** Start **
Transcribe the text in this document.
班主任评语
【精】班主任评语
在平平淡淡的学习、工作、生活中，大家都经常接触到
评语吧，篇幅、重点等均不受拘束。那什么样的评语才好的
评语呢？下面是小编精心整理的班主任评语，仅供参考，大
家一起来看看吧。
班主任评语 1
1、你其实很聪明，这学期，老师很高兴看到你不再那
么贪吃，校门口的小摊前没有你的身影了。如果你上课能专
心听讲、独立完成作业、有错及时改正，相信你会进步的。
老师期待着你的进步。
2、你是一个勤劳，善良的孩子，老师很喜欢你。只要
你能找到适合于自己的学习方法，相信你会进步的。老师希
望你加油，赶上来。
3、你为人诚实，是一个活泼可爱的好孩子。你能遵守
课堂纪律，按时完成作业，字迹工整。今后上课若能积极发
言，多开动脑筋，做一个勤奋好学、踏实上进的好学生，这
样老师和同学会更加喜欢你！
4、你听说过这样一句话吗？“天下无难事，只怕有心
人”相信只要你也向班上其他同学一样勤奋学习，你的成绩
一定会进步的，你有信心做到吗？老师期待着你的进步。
** End **
** Start **
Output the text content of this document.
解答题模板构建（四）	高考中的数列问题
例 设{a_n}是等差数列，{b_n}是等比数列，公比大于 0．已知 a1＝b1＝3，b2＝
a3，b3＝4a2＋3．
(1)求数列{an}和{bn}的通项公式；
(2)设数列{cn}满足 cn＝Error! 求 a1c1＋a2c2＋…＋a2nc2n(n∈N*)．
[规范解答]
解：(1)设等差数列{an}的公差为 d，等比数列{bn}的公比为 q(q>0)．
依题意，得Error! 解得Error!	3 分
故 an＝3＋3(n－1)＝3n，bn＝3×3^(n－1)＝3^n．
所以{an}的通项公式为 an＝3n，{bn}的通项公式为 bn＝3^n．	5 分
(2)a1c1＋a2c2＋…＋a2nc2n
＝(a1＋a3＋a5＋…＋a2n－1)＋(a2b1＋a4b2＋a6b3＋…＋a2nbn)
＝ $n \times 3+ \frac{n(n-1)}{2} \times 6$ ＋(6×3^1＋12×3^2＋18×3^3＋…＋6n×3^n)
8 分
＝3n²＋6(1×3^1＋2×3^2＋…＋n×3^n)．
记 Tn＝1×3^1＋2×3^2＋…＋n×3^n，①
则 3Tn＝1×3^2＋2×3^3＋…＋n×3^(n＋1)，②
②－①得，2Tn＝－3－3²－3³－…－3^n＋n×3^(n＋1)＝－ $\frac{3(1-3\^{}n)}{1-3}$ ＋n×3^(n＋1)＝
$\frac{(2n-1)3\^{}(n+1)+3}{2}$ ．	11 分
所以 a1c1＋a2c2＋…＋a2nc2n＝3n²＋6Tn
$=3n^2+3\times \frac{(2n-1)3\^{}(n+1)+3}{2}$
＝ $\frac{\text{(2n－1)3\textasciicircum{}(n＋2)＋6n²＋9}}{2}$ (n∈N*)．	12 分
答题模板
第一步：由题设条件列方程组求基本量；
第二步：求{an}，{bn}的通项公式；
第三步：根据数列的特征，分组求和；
** End **
** Start **
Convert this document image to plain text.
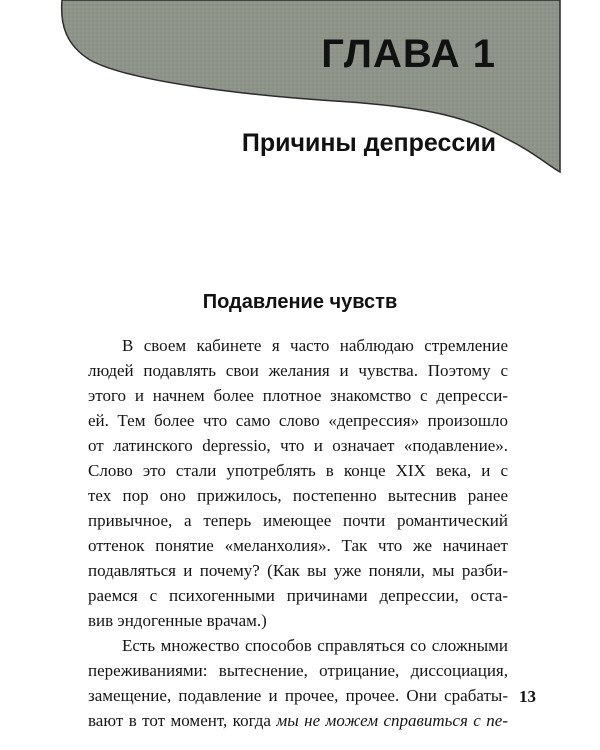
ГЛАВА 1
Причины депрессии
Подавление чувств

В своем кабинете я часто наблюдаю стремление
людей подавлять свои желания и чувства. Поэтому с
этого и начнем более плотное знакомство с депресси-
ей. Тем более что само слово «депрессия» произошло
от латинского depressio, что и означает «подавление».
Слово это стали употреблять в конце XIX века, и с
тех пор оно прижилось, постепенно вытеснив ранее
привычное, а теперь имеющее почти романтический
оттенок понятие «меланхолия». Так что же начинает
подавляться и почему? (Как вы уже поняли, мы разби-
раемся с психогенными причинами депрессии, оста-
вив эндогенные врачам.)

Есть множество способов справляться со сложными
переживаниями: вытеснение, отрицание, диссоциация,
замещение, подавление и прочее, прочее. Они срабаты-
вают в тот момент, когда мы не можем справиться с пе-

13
** End **
**Goal**
Pick out the lines containing the string "this".

**Exercise answer**
Transcribe the text in this document.
Output the text content of this document.
Convert this document image to plain text.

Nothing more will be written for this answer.